[START INPUT]
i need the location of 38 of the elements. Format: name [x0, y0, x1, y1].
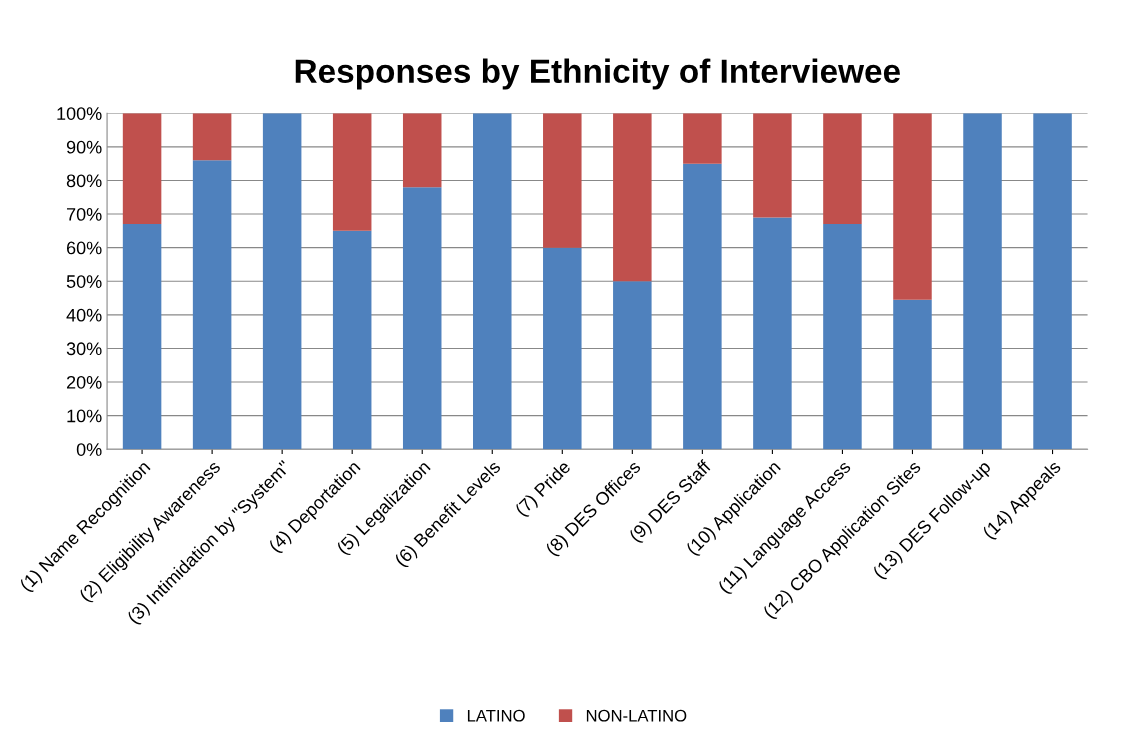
bar [262, 113, 302, 450]
legend-label: LATINO [467, 709, 525, 722]
bar [823, 113, 862, 225]
y-tick-label: 30% [66, 342, 102, 356]
bar [613, 281, 652, 450]
bar [823, 224, 862, 450]
bar [1033, 113, 1072, 450]
bar [963, 113, 1002, 450]
bar [683, 113, 722, 164]
bar [893, 299, 932, 450]
y-tick-label: 50% [66, 275, 102, 288]
bar [473, 113, 512, 450]
y-tick-label: 40% [66, 308, 102, 322]
bar [753, 113, 792, 218]
y-tick-label: 100% [57, 107, 102, 120]
bar [192, 113, 232, 161]
y-tick-label: 80% [66, 174, 102, 188]
y-tick-label: 60% [66, 241, 102, 255]
y-tick-label: 90% [66, 140, 102, 154]
bar [122, 113, 162, 225]
bar [613, 113, 652, 282]
bar [332, 113, 372, 231]
legend-label: NON-LATINO [586, 709, 687, 722]
y-tick-label: 0% [76, 443, 102, 456]
bar [543, 113, 582, 248]
bar [402, 187, 442, 450]
bar [893, 113, 932, 300]
chart-title: Responses by Ethnicity of Interviewee [295, 58, 900, 90]
bar [332, 230, 372, 450]
bar [192, 160, 232, 450]
bar [402, 113, 442, 188]
bar [753, 217, 792, 450]
bar [122, 224, 162, 450]
y-tick-label: 20% [66, 375, 102, 389]
y-tick-label: 10% [67, 409, 102, 423]
bar [683, 163, 722, 450]
y-tick-label: 70% [66, 207, 102, 221]
bar [543, 247, 582, 450]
[END INPUT]
YOUR GOAL: Copy every line of the data above verbatim, leaving out the picture placeholders.

WRITTEN RESPONSE:
i need the location of 38 of the elements. Format: name [x0, y0, x1, y1].
bar [262, 113, 302, 450]
legend-label: LATINO [467, 709, 525, 722]
bar [823, 113, 862, 225]
y-tick-label: 30% [66, 342, 102, 356]
bar [613, 281, 652, 450]
bar [823, 224, 862, 450]
bar [1033, 113, 1072, 450]
bar [963, 113, 1002, 450]
bar [683, 113, 722, 164]
bar [893, 299, 932, 450]
y-tick-label: 50% [66, 275, 102, 288]
bar [473, 113, 512, 450]
y-tick-label: 40% [66, 308, 102, 322]
bar [753, 113, 792, 218]
y-tick-label: 100% [57, 107, 102, 120]
bar [192, 113, 232, 161]
y-tick-label: 80% [66, 174, 102, 188]
y-tick-label: 60% [66, 241, 102, 255]
y-tick-label: 90% [66, 140, 102, 154]
bar [122, 113, 162, 225]
bar [613, 113, 652, 282]
bar [332, 113, 372, 231]
legend-label: NON-LATINO [586, 709, 687, 722]
y-tick-label: 0% [76, 443, 102, 456]
bar [543, 113, 582, 248]
bar [402, 187, 442, 450]
bar [893, 113, 932, 300]
chart-title: Responses by Ethnicity of Interviewee [295, 58, 900, 90]
bar [332, 230, 372, 450]
bar [192, 160, 232, 450]
bar [402, 113, 442, 188]
bar [753, 217, 792, 450]
bar [122, 224, 162, 450]
y-tick-label: 20% [66, 375, 102, 389]
y-tick-label: 10% [67, 409, 102, 423]
bar [683, 163, 722, 450]
y-tick-label: 70% [66, 207, 102, 221]
bar [543, 247, 582, 450]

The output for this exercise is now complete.